● Goal of the exercise
From the entries below, please gather each line containing the string "foglalt".
━━━ Source data ━━━
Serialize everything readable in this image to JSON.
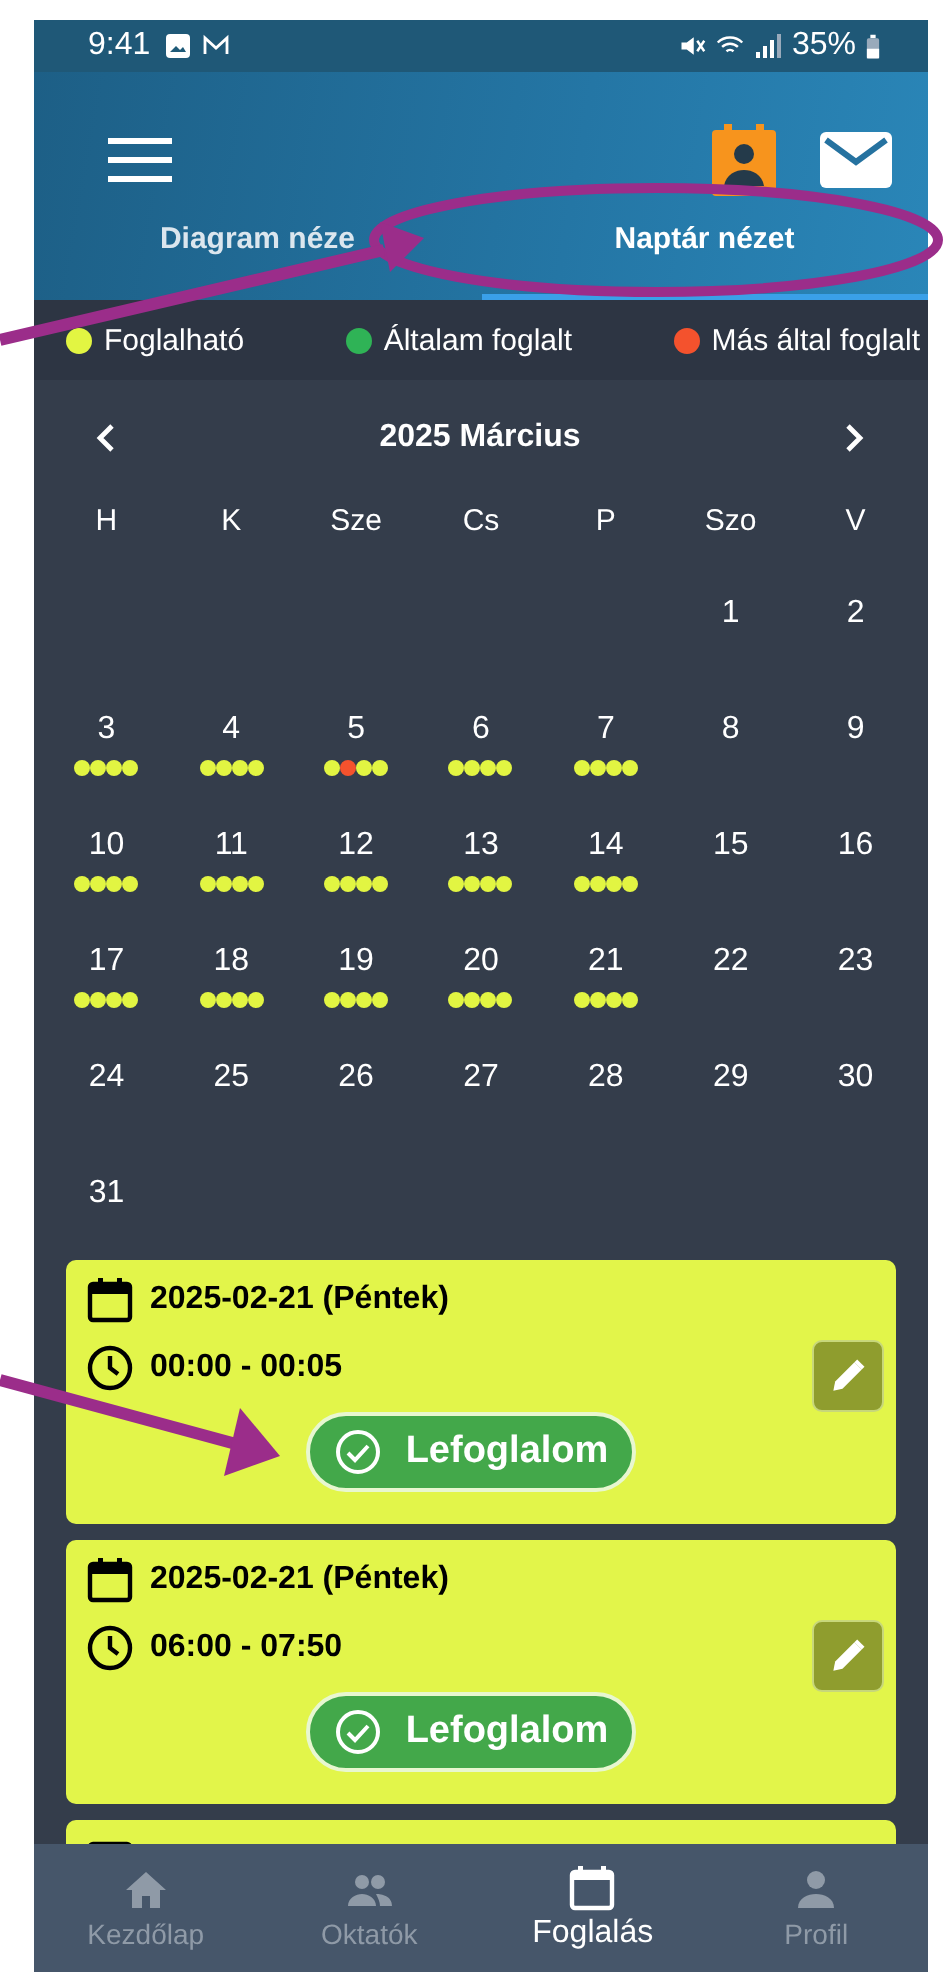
{
  "status_bar": {
    "time": "9:41",
    "battery": "35%"
  },
  "tabs": [
    {
      "label": "Diagram néze",
      "selected": false
    },
    {
      "label": "Naptár nézet",
      "selected": true
    }
  ],
  "legend": [
    {
      "label": "Foglalható",
      "color": "#e2f542"
    },
    {
      "label": "Általam foglalt",
      "color": "#2fb356"
    },
    {
      "label": "Más által foglalt",
      "color": "#f4522d"
    }
  ],
  "calendar": {
    "title": "2025 Március",
    "weekdays": [
      "H",
      "K",
      "Sze",
      "Cs",
      "P",
      "Szo",
      "V"
    ],
    "days": [
      {
        "kind": "blank"
      },
      {
        "kind": "blank"
      },
      {
        "kind": "blank"
      },
      {
        "kind": "blank"
      },
      {
        "kind": "blank"
      },
      {
        "kind": "day",
        "label": "1"
      },
      {
        "kind": "day",
        "label": "2"
      },
      {
        "kind": "day",
        "label": "3",
        "dots": [
          {
            "color": "#e2f542"
          },
          {
            "color": "#e2f542"
          },
          {
            "color": "#e2f542"
          },
          {
            "color": "#e2f542"
          }
        ]
      },
      {
        "kind": "day",
        "label": "4",
        "dots": [
          {
            "color": "#e2f542"
          },
          {
            "color": "#e2f542"
          },
          {
            "color": "#e2f542"
          },
          {
            "color": "#e2f542"
          }
        ]
      },
      {
        "kind": "day",
        "label": "5",
        "dots": [
          {
            "color": "#e2f542"
          },
          {
            "color": "#f4522d"
          },
          {
            "color": "#e2f542"
          },
          {
            "color": "#e2f542"
          }
        ]
      },
      {
        "kind": "day",
        "label": "6",
        "dots": [
          {
            "color": "#e2f542"
          },
          {
            "color": "#e2f542"
          },
          {
            "color": "#e2f542"
          },
          {
            "color": "#e2f542"
          }
        ]
      },
      {
        "kind": "day",
        "label": "7",
        "dots": [
          {
            "color": "#e2f542"
          },
          {
            "color": "#e2f542"
          },
          {
            "color": "#e2f542"
          },
          {
            "color": "#e2f542"
          }
        ]
      },
      {
        "kind": "day",
        "label": "8"
      },
      {
        "kind": "day",
        "label": "9"
      },
      {
        "kind": "day",
        "label": "10",
        "dots": [
          {
            "color": "#e2f542"
          },
          {
            "color": "#e2f542"
          },
          {
            "color": "#e2f542"
          },
          {
            "color": "#e2f542"
          }
        ]
      },
      {
        "kind": "day",
        "label": "11",
        "dots": [
          {
            "color": "#e2f542"
          },
          {
            "color": "#e2f542"
          },
          {
            "color": "#e2f542"
          },
          {
            "color": "#e2f542"
          }
        ]
      },
      {
        "kind": "day",
        "label": "12",
        "dots": [
          {
            "color": "#e2f542"
          },
          {
            "color": "#e2f542"
          },
          {
            "color": "#e2f542"
          },
          {
            "color": "#e2f542"
          }
        ]
      },
      {
        "kind": "day",
        "label": "13",
        "dots": [
          {
            "color": "#e2f542"
          },
          {
            "color": "#e2f542"
          },
          {
            "color": "#e2f542"
          },
          {
            "color": "#e2f542"
          }
        ]
      },
      {
        "kind": "day",
        "label": "14",
        "dots": [
          {
            "color": "#e2f542"
          },
          {
            "color": "#e2f542"
          },
          {
            "color": "#e2f542"
          },
          {
            "color": "#e2f542"
          }
        ]
      },
      {
        "kind": "day",
        "label": "15"
      },
      {
        "kind": "day",
        "label": "16"
      },
      {
        "kind": "day",
        "label": "17",
        "dots": [
          {
            "color": "#e2f542"
          },
          {
            "color": "#e2f542"
          },
          {
            "color": "#e2f542"
          },
          {
            "color": "#e2f542"
          }
        ]
      },
      {
        "kind": "day",
        "label": "18",
        "dots": [
          {
            "color": "#e2f542"
          },
          {
            "color": "#e2f542"
          },
          {
            "color": "#e2f542"
          },
          {
            "color": "#e2f542"
          }
        ]
      },
      {
        "kind": "day",
        "label": "19",
        "dots": [
          {
            "color": "#e2f542"
          },
          {
            "color": "#e2f542"
          },
          {
            "color": "#e2f542"
          },
          {
            "color": "#e2f542"
          }
        ]
      },
      {
        "kind": "day",
        "label": "20",
        "dots": [
          {
            "color": "#e2f542"
          },
          {
            "color": "#e2f542"
          },
          {
            "color": "#e2f542"
          },
          {
            "color": "#e2f542"
          }
        ]
      },
      {
        "kind": "day",
        "label": "21",
        "dots": [
          {
            "color": "#e2f542"
          },
          {
            "color": "#e2f542"
          },
          {
            "color": "#e2f542"
          },
          {
            "color": "#e2f542"
          }
        ]
      },
      {
        "kind": "day",
        "label": "22"
      },
      {
        "kind": "day",
        "label": "23"
      },
      {
        "kind": "day",
        "label": "24"
      },
      {
        "kind": "day",
        "label": "25"
      },
      {
        "kind": "day",
        "label": "26"
      },
      {
        "kind": "day",
        "label": "27"
      },
      {
        "kind": "day",
        "label": "28"
      },
      {
        "kind": "day",
        "label": "29"
      },
      {
        "kind": "day",
        "label": "30"
      },
      {
        "kind": "day",
        "label": "31"
      }
    ]
  },
  "slots": [
    {
      "kind": "full",
      "date": "2025-02-21 (Péntek)",
      "time": "00:00 - 00:05",
      "button": "Lefoglalom"
    },
    {
      "kind": "full",
      "date": "2025-02-21 (Péntek)",
      "time": "06:00 - 07:50",
      "button": "Lefoglalom"
    },
    {
      "kind": "partial"
    }
  ],
  "bottom_nav": [
    {
      "label": "Kezdőlap",
      "selected": false
    },
    {
      "label": "Oktatók",
      "selected": false
    },
    {
      "label": "Foglalás",
      "selected": true
    },
    {
      "label": "Profil",
      "selected": false
    }
  ]
}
━━━
● The response
      "label": "Általam foglalt",
      "label": "Más által foglalt",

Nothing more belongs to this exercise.